• What this task involves
Reproduce the entries from the line containing "List all visible" through the line containing "data-point xyxy=(590,750,605,765)", both ends included, substituting "elements" for "components" and keeping everything else the same. Leave the pictures out.

• Source material
________________________
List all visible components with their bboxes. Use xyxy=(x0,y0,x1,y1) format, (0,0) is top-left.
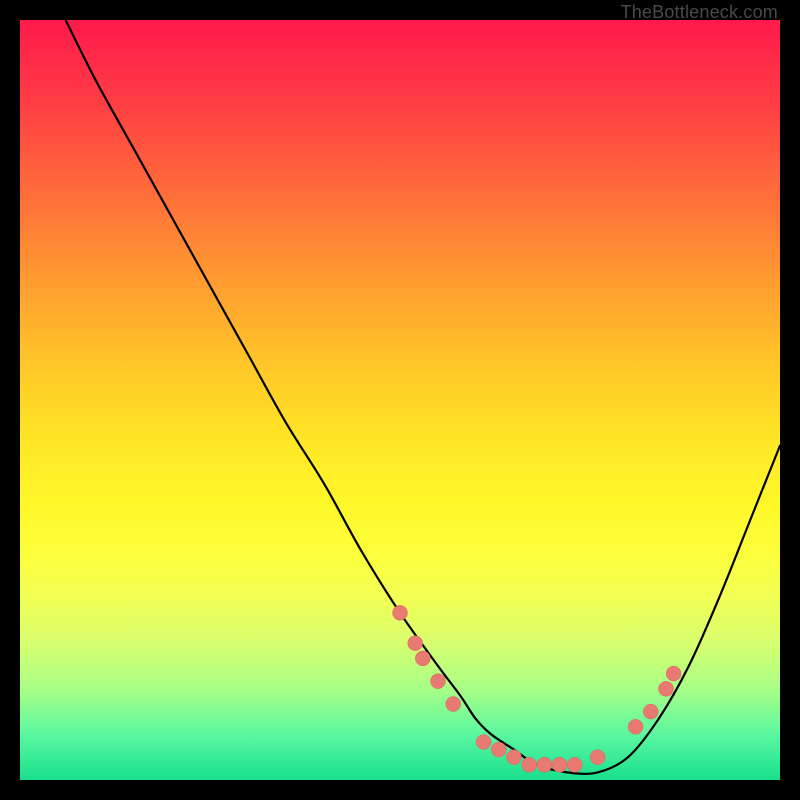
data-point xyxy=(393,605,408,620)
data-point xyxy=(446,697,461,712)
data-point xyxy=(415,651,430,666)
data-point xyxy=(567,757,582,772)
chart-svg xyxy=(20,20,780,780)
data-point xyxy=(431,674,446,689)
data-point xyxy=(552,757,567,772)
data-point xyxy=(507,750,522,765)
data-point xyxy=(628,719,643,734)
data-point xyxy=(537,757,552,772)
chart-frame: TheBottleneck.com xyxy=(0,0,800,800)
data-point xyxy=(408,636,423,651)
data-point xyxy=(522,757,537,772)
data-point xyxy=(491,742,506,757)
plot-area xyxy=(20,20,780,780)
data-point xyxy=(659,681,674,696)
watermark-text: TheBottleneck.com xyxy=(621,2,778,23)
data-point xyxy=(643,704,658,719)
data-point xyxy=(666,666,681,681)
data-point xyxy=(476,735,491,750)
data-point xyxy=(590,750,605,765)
________________________
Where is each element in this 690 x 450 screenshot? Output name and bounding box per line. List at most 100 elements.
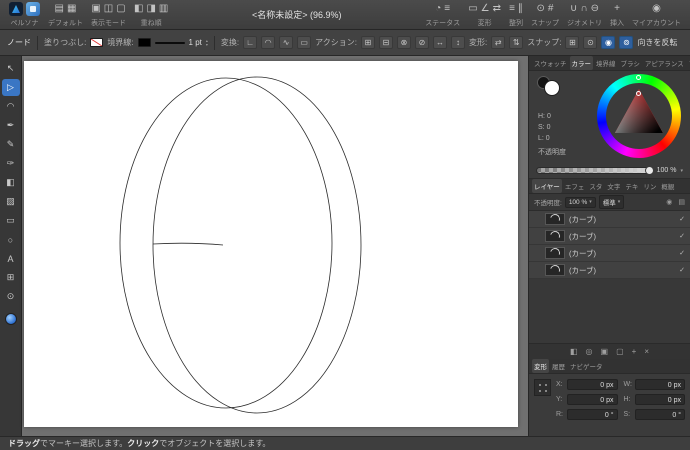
________________________
• Full response
List all visible elements with their bboxes. Use xyxy=(x0,y0,x1,y1) format, (0,0) is top-left.
data-point xyxy=(393,605,408,620)
data-point xyxy=(446,697,461,712)
data-point xyxy=(415,651,430,666)
data-point xyxy=(567,757,582,772)
chart-svg xyxy=(20,20,780,780)
data-point xyxy=(431,674,446,689)
data-point xyxy=(552,757,567,772)
data-point xyxy=(507,750,522,765)
data-point xyxy=(628,719,643,734)
data-point xyxy=(537,757,552,772)
chart-frame: TheBottleneck.com xyxy=(0,0,800,800)
data-point xyxy=(408,636,423,651)
data-point xyxy=(522,757,537,772)
data-point xyxy=(491,742,506,757)
plot-area xyxy=(20,20,780,780)
data-point xyxy=(659,681,674,696)
watermark-text: TheBottleneck.com xyxy=(621,2,778,23)
data-point xyxy=(643,704,658,719)
data-point xyxy=(666,666,681,681)
data-point xyxy=(476,735,491,750)
data-point xyxy=(590,750,605,765)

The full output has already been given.